## WRITTEN TASK:
Reproduce every line of the listing below verbatim, without changing, adding, or omitting anything.

## SUPPLIED DATA:
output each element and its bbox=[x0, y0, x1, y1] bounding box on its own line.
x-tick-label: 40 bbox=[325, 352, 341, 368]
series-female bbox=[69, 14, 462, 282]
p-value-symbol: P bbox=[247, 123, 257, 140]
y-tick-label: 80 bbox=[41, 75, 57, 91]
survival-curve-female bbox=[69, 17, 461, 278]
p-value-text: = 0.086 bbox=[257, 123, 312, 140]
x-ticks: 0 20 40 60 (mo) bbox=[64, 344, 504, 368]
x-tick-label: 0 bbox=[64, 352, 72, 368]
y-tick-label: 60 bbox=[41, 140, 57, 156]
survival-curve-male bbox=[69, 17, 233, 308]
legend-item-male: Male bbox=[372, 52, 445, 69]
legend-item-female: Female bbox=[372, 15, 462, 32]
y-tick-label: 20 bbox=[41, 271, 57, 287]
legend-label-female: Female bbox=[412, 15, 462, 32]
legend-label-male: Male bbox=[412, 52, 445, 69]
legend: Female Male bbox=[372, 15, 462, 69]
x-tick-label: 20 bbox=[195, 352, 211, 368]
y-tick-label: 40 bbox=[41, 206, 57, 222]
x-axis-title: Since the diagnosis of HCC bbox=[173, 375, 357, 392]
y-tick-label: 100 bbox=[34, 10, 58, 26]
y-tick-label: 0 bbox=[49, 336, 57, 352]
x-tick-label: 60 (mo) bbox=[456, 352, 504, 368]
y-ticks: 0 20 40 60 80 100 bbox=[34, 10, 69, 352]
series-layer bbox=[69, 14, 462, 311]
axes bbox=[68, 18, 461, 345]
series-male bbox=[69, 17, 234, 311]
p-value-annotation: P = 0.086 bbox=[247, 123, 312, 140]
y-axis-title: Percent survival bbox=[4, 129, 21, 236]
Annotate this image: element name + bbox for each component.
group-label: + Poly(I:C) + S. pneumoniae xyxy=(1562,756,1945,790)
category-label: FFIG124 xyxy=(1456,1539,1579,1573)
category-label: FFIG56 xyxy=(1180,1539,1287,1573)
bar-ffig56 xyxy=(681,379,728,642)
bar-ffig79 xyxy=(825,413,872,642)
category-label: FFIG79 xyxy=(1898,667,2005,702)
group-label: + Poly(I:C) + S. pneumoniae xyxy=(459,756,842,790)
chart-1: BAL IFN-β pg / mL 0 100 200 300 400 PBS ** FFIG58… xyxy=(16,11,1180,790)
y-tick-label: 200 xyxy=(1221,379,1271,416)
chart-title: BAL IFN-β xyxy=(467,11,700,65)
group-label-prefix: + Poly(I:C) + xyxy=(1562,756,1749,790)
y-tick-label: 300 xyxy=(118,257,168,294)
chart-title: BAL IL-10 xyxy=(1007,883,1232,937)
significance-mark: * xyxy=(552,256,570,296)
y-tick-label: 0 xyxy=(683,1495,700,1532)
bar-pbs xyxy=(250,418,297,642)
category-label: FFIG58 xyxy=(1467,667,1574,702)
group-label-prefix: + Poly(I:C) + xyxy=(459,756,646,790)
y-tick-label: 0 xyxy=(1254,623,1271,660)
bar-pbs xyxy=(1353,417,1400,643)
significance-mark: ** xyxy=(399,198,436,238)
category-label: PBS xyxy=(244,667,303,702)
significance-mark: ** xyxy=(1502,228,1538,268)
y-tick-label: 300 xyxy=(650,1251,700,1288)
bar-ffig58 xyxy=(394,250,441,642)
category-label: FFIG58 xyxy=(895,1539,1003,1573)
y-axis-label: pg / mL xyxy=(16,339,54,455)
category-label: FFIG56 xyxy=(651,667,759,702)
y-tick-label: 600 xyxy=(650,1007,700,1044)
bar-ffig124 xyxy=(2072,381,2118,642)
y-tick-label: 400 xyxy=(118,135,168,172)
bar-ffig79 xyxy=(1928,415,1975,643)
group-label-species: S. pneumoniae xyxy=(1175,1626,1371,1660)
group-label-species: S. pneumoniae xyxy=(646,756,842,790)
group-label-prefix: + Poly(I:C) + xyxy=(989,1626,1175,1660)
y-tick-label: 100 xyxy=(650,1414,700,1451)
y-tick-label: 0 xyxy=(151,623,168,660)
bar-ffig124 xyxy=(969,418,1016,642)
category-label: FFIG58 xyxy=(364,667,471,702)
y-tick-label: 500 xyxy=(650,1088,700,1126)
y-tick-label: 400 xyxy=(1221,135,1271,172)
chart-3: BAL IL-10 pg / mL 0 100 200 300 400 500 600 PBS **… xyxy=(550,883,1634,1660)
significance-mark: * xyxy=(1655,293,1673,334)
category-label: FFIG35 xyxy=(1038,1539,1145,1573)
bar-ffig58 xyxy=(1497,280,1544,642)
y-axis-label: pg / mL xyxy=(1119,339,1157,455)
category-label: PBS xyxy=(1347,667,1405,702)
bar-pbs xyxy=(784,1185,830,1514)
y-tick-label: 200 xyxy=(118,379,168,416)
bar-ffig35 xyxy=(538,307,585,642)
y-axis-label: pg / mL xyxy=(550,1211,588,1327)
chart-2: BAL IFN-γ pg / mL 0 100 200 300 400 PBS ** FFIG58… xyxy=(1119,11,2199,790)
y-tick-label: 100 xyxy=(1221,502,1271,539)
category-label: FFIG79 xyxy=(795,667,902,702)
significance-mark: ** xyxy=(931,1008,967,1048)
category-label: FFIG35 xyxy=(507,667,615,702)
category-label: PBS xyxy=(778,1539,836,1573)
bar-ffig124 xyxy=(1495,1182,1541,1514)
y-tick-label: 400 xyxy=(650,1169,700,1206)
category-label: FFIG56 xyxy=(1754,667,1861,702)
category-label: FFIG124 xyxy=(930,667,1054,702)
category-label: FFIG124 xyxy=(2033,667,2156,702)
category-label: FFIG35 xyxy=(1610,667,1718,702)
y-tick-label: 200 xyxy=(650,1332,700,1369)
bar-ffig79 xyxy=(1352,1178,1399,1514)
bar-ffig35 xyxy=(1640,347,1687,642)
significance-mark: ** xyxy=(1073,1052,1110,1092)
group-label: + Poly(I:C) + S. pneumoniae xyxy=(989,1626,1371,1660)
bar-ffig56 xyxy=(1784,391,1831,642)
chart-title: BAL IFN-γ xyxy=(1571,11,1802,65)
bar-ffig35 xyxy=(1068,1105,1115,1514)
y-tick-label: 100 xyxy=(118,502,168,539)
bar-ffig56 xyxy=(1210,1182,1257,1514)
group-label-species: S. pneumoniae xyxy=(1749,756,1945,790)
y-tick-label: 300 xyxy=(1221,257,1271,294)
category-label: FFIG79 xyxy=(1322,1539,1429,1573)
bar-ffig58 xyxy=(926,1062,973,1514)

## EXERCISE OUTPUT:
output each element and its bbox=[x0, y0, x1, y1] bounding box on its own line.
x-tick-label: 40 bbox=[325, 352, 341, 368]
series-female bbox=[69, 14, 462, 282]
p-value-symbol: P bbox=[247, 123, 257, 140]
y-tick-label: 80 bbox=[41, 75, 57, 91]
survival-curve-female bbox=[69, 17, 461, 278]
p-value-text: = 0.086 bbox=[257, 123, 312, 140]
x-ticks: 0 20 40 60 (mo) bbox=[64, 344, 504, 368]
x-tick-label: 0 bbox=[64, 352, 72, 368]
y-tick-label: 60 bbox=[41, 140, 57, 156]
survival-curve-male bbox=[69, 17, 233, 308]
legend-item-male: Male bbox=[372, 52, 445, 69]
legend-item-female: Female bbox=[372, 15, 462, 32]
y-tick-label: 20 bbox=[41, 271, 57, 287]
legend-label-female: Female bbox=[412, 15, 462, 32]
legend-label-male: Male bbox=[412, 52, 445, 69]
legend: Female Male bbox=[372, 15, 462, 69]
x-tick-label: 20 bbox=[195, 352, 211, 368]
y-tick-label: 40 bbox=[41, 206, 57, 222]
x-axis-title: Since the diagnosis of HCC bbox=[173, 375, 357, 392]
y-tick-label: 100 bbox=[34, 10, 58, 26]
y-tick-label: 0 bbox=[49, 336, 57, 352]
x-tick-label: 60 (mo) bbox=[456, 352, 504, 368]
y-ticks: 0 20 40 60 80 100 bbox=[34, 10, 69, 352]
series-layer bbox=[69, 14, 462, 311]
axes bbox=[68, 18, 461, 345]
series-male bbox=[69, 17, 234, 311]
p-value-annotation: P = 0.086 bbox=[247, 123, 312, 140]
y-axis-title: Percent survival bbox=[4, 129, 21, 236]
Annotate this image: element name + bbox for each component.
group-label: + Poly(I:C) + S. pneumoniae xyxy=(1562,756,1945,790)
category-label: FFIG124 xyxy=(1456,1539,1579,1573)
category-label: FFIG56 xyxy=(1180,1539,1287,1573)
bar-ffig56 xyxy=(681,379,728,642)
bar-ffig79 xyxy=(825,413,872,642)
category-label: FFIG79 xyxy=(1898,667,2005,702)
group-label: + Poly(I:C) + S. pneumoniae xyxy=(459,756,842,790)
chart-1: BAL IFN-β pg / mL 0 100 200 300 400 PBS ** FFIG58… xyxy=(16,11,1180,790)
y-tick-label: 200 xyxy=(1221,379,1271,416)
chart-title: BAL IFN-β xyxy=(467,11,700,65)
group-label-prefix: + Poly(I:C) + xyxy=(1562,756,1749,790)
y-tick-label: 300 xyxy=(118,257,168,294)
chart-title: BAL IL-10 xyxy=(1007,883,1232,937)
significance-mark: * xyxy=(552,256,570,296)
y-tick-label: 0 xyxy=(683,1495,700,1532)
bar-pbs xyxy=(250,418,297,642)
category-label: FFIG58 xyxy=(1467,667,1574,702)
group-label-prefix: + Poly(I:C) + xyxy=(459,756,646,790)
y-tick-label: 0 xyxy=(1254,623,1271,660)
bar-pbs xyxy=(1353,417,1400,643)
significance-mark: ** xyxy=(399,198,436,238)
category-label: PBS xyxy=(244,667,303,702)
significance-mark: ** xyxy=(1502,228,1538,268)
y-tick-label: 300 xyxy=(650,1251,700,1288)
bar-ffig58 xyxy=(394,250,441,642)
category-label: FFIG58 xyxy=(895,1539,1003,1573)
y-axis-label: pg / mL xyxy=(16,339,54,455)
category-label: FFIG56 xyxy=(651,667,759,702)
y-tick-label: 600 xyxy=(650,1007,700,1044)
bar-ffig124 xyxy=(2072,381,2118,642)
y-tick-label: 400 xyxy=(118,135,168,172)
bar-ffig79 xyxy=(1928,415,1975,643)
group-label-species: S. pneumoniae xyxy=(1175,1626,1371,1660)
group-label-species: S. pneumoniae xyxy=(646,756,842,790)
group-label-prefix: + Poly(I:C) + xyxy=(989,1626,1175,1660)
y-tick-label: 100 xyxy=(650,1414,700,1451)
y-tick-label: 0 xyxy=(151,623,168,660)
bar-ffig124 xyxy=(969,418,1016,642)
category-label: FFIG58 xyxy=(364,667,471,702)
y-tick-label: 500 xyxy=(650,1088,700,1126)
y-tick-label: 400 xyxy=(1221,135,1271,172)
chart-3: BAL IL-10 pg / mL 0 100 200 300 400 500 600 PBS **… xyxy=(550,883,1634,1660)
significance-mark: * xyxy=(1655,293,1673,334)
category-label: FFIG35 xyxy=(1038,1539,1145,1573)
bar-ffig58 xyxy=(1497,280,1544,642)
y-axis-label: pg / mL xyxy=(1119,339,1157,455)
category-label: PBS xyxy=(1347,667,1405,702)
bar-pbs xyxy=(784,1185,830,1514)
y-tick-label: 200 xyxy=(118,379,168,416)
bar-ffig35 xyxy=(538,307,585,642)
y-axis-label: pg / mL xyxy=(550,1211,588,1327)
chart-2: BAL IFN-γ pg / mL 0 100 200 300 400 PBS ** FFIG58… xyxy=(1119,11,2199,790)
y-tick-label: 100 xyxy=(1221,502,1271,539)
category-label: FFIG79 xyxy=(795,667,902,702)
significance-mark: ** xyxy=(931,1008,967,1048)
category-label: FFIG35 xyxy=(507,667,615,702)
category-label: PBS xyxy=(778,1539,836,1573)
bar-ffig124 xyxy=(1495,1182,1541,1514)
y-tick-label: 400 xyxy=(650,1169,700,1206)
category-label: FFIG56 xyxy=(1754,667,1861,702)
category-label: FFIG124 xyxy=(930,667,1054,702)
category-label: FFIG124 xyxy=(2033,667,2156,702)
category-label: FFIG35 xyxy=(1610,667,1718,702)
y-tick-label: 200 xyxy=(650,1332,700,1369)
bar-ffig79 xyxy=(1352,1178,1399,1514)
bar-ffig35 xyxy=(1640,347,1687,642)
significance-mark: ** xyxy=(1073,1052,1110,1092)
group-label: + Poly(I:C) + S. pneumoniae xyxy=(989,1626,1371,1660)
bar-ffig56 xyxy=(1784,391,1831,642)
chart-title: BAL IFN-γ xyxy=(1571,11,1802,65)
bar-ffig35 xyxy=(1068,1105,1115,1514)
y-tick-label: 100 xyxy=(118,502,168,539)
bar-ffig56 xyxy=(1210,1182,1257,1514)
group-label-species: S. pneumoniae xyxy=(1749,756,1945,790)
y-tick-label: 300 xyxy=(1221,257,1271,294)
category-label: FFIG79 xyxy=(1322,1539,1429,1573)
bar-ffig58 xyxy=(926,1062,973,1514)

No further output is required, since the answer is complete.